§ WHAT IS EXPECTED:
Write out all of the entries exactly as given.

§ SUPPLIED RECORDS:
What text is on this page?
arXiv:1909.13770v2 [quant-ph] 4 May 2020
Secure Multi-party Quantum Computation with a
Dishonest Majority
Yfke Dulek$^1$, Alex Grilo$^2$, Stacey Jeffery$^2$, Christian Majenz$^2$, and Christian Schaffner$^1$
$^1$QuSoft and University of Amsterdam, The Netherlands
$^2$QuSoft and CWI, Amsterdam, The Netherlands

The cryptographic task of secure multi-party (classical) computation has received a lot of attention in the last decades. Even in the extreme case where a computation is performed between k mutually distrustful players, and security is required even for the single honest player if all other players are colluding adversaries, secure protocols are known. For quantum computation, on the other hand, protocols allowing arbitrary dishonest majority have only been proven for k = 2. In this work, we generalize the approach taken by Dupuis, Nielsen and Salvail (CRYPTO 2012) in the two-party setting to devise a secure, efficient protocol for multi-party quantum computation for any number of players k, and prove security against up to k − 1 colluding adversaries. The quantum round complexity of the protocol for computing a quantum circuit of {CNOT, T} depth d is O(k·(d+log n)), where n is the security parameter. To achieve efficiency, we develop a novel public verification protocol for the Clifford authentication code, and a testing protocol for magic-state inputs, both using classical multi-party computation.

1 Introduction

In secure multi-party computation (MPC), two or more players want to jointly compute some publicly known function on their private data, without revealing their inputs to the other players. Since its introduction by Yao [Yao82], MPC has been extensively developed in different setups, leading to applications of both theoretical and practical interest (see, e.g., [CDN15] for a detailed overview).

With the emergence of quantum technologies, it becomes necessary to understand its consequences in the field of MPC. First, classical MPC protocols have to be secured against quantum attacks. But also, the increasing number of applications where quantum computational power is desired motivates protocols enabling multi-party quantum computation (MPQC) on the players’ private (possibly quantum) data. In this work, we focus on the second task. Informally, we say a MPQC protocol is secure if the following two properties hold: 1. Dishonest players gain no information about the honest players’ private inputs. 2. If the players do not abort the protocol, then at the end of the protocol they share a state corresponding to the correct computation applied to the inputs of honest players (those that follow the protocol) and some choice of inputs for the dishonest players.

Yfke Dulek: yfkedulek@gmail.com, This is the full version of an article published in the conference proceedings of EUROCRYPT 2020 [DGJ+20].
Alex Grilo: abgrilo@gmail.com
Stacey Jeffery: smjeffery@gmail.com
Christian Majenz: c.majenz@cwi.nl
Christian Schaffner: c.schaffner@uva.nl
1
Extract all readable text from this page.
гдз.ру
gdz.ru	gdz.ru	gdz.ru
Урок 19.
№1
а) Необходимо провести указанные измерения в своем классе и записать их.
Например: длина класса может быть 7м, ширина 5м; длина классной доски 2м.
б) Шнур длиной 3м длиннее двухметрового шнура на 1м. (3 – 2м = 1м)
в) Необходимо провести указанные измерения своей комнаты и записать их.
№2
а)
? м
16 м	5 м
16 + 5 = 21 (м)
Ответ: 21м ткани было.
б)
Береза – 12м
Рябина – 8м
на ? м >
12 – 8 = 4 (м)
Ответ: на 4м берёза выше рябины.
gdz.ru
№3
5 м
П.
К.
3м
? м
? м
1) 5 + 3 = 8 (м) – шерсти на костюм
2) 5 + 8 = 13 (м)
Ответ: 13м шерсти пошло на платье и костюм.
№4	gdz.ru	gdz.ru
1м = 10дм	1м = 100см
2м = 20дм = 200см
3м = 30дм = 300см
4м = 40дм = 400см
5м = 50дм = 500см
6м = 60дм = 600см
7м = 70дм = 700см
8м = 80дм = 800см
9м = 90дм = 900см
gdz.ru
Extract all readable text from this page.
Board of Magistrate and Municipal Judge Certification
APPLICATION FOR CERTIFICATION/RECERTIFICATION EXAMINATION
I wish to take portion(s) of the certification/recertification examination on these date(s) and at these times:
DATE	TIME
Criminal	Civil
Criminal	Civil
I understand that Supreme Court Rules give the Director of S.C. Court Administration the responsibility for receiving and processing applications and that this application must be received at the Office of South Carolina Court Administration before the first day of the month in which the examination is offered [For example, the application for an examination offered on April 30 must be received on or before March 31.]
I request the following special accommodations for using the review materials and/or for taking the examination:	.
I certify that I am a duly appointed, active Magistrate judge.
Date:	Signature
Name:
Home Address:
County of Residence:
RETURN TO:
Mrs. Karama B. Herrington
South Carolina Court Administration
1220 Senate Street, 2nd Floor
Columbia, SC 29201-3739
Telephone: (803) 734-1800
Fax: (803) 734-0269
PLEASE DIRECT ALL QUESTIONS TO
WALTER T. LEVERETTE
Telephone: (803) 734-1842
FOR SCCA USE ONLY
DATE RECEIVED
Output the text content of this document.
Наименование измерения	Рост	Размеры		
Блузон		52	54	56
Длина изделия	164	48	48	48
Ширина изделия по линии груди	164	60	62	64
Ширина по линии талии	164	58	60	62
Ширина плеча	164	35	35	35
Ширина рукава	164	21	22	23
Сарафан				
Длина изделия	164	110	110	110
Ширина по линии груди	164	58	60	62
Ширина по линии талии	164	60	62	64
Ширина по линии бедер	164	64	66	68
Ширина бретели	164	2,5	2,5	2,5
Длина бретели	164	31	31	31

§ REPLY TO THE TASK:
What text is on this page?
arXiv:1909.13770v2 [quant-ph] 4 May 2020
Secure Multi-party Quantum Computation with a
Dishonest Majority
Yfke Dulek$^1$, Alex Grilo$^2$, Stacey Jeffery$^2$, Christian Majenz$^2$, and Christian Schaffner$^1$
$^1$QuSoft and University of Amsterdam, The Netherlands
$^2$QuSoft and CWI, Amsterdam, The Netherlands

The cryptographic task of secure multi-party (classical) computation has received a lot of attention in the last decades. Even in the extreme case where a computation is performed between k mutually distrustful players, and security is required even for the single honest player if all other players are colluding adversaries, secure protocols are known. For quantum computation, on the other hand, protocols allowing arbitrary dishonest majority have only been proven for k = 2. In this work, we generalize the approach taken by Dupuis, Nielsen and Salvail (CRYPTO 2012) in the two-party setting to devise a secure, efficient protocol for multi-party quantum computation for any number of players k, and prove security against up to k − 1 colluding adversaries. The quantum round complexity of the protocol for computing a quantum circuit of {CNOT, T} depth d is O(k·(d+log n)), where n is the security parameter. To achieve efficiency, we develop a novel public verification protocol for the Clifford authentication code, and a testing protocol for magic-state inputs, both using classical multi-party computation.

1 Introduction

In secure multi-party computation (MPC), two or more players want to jointly compute some publicly known function on their private data, without revealing their inputs to the other players. Since its introduction by Yao [Yao82], MPC has been extensively developed in different setups, leading to applications of both theoretical and practical interest (see, e.g., [CDN15] for a detailed overview).

With the emergence of quantum technologies, it becomes necessary to understand its consequences in the field of MPC. First, classical MPC protocols have to be secured against quantum attacks. But also, the increasing number of applications where quantum computational power is desired motivates protocols enabling multi-party quantum computation (MPQC) on the players’ private (possibly quantum) data. In this work, we focus on the second task. Informally, we say a MPQC protocol is secure if the following two properties hold: 1. Dishonest players gain no information about the honest players’ private inputs. 2. If the players do not abort the protocol, then at the end of the protocol they share a state corresponding to the correct computation applied to the inputs of honest players (those that follow the protocol) and some choice of inputs for the dishonest players.

Yfke Dulek: yfkedulek@gmail.com, This is the full version of an article published in the conference proceedings of EUROCRYPT 2020 [DGJ+20].
Alex Grilo: abgrilo@gmail.com
Stacey Jeffery: smjeffery@gmail.com
Christian Majenz: c.majenz@cwi.nl
Christian Schaffner: c.schaffner@uva.nl
1
Extract all readable text from this page.
гдз.ру
gdz.ru	gdz.ru	gdz.ru
Урок 19.
№1
а) Необходимо провести указанные измерения в своем классе и записать их.
Например: длина класса может быть 7м, ширина 5м; длина классной доски 2м.
б) Шнур длиной 3м длиннее двухметрового шнура на 1м. (3 – 2м = 1м)
в) Необходимо провести указанные измерения своей комнаты и записать их.
№2
а)
? м
16 м	5 м
16 + 5 = 21 (м)
Ответ: 21м ткани было.
б)
Береза – 12м
Рябина – 8м
на ? м >
12 – 8 = 4 (м)
Ответ: на 4м берёза выше рябины.
gdz.ru
№3
5 м
П.
К.
3м
? м
? м
1) 5 + 3 = 8 (м) – шерсти на костюм
2) 5 + 8 = 13 (м)
Ответ: 13м шерсти пошло на платье и костюм.
№4	gdz.ru	gdz.ru
1м = 10дм	1м = 100см
2м = 20дм = 200см
3м = 30дм = 300см
4м = 40дм = 400см
5м = 50дм = 500см
6м = 60дм = 600см
7м = 70дм = 700см
8м = 80дм = 800см
9м = 90дм = 900см
gdz.ru
Extract all readable text from this page.
Board of Magistrate and Municipal Judge Certification
APPLICATION FOR CERTIFICATION/RECERTIFICATION EXAMINATION
I wish to take portion(s) of the certification/recertification examination on these date(s) and at these times:
DATE	TIME
Criminal	Civil
Criminal	Civil
I understand that Supreme Court Rules give the Director of S.C. Court Administration the responsibility for receiving and processing applications and that this application must be received at the Office of South Carolina Court Administration before the first day of the month in which the examination is offered [For example, the application for an examination offered on April 30 must be received on or before March 31.]
I request the following special accommodations for using the review materials and/or for taking the examination:	.
I certify that I am a duly appointed, active Magistrate judge.
Date:	Signature
Name:
Home Address:
County of Residence:
RETURN TO:
Mrs. Karama B. Herrington
South Carolina Court Administration
1220 Senate Street, 2nd Floor
Columbia, SC 29201-3739
Telephone: (803) 734-1800
Fax: (803) 734-0269
PLEASE DIRECT ALL QUESTIONS TO
WALTER T. LEVERETTE
Telephone: (803) 734-1842
FOR SCCA USE ONLY
DATE RECEIVED
Output the text content of this document.
Наименование измерения	Рост	Размеры		
Блузон		52	54	56
Длина изделия	164	48	48	48
Ширина изделия по линии груди	164	60	62	64
Ширина по линии талии	164	58	60	62
Ширина плеча	164	35	35	35
Ширина рукава	164	21	22	23
Сарафан				
Длина изделия	164	110	110	110
Ширина по линии груди	164	58	60	62
Ширина по линии талии	164	60	62	64
Ширина по линии бедер	164	64	66	68
Ширина бретели	164	2,5	2,5	2,5
Длина бретели	164	31	31	31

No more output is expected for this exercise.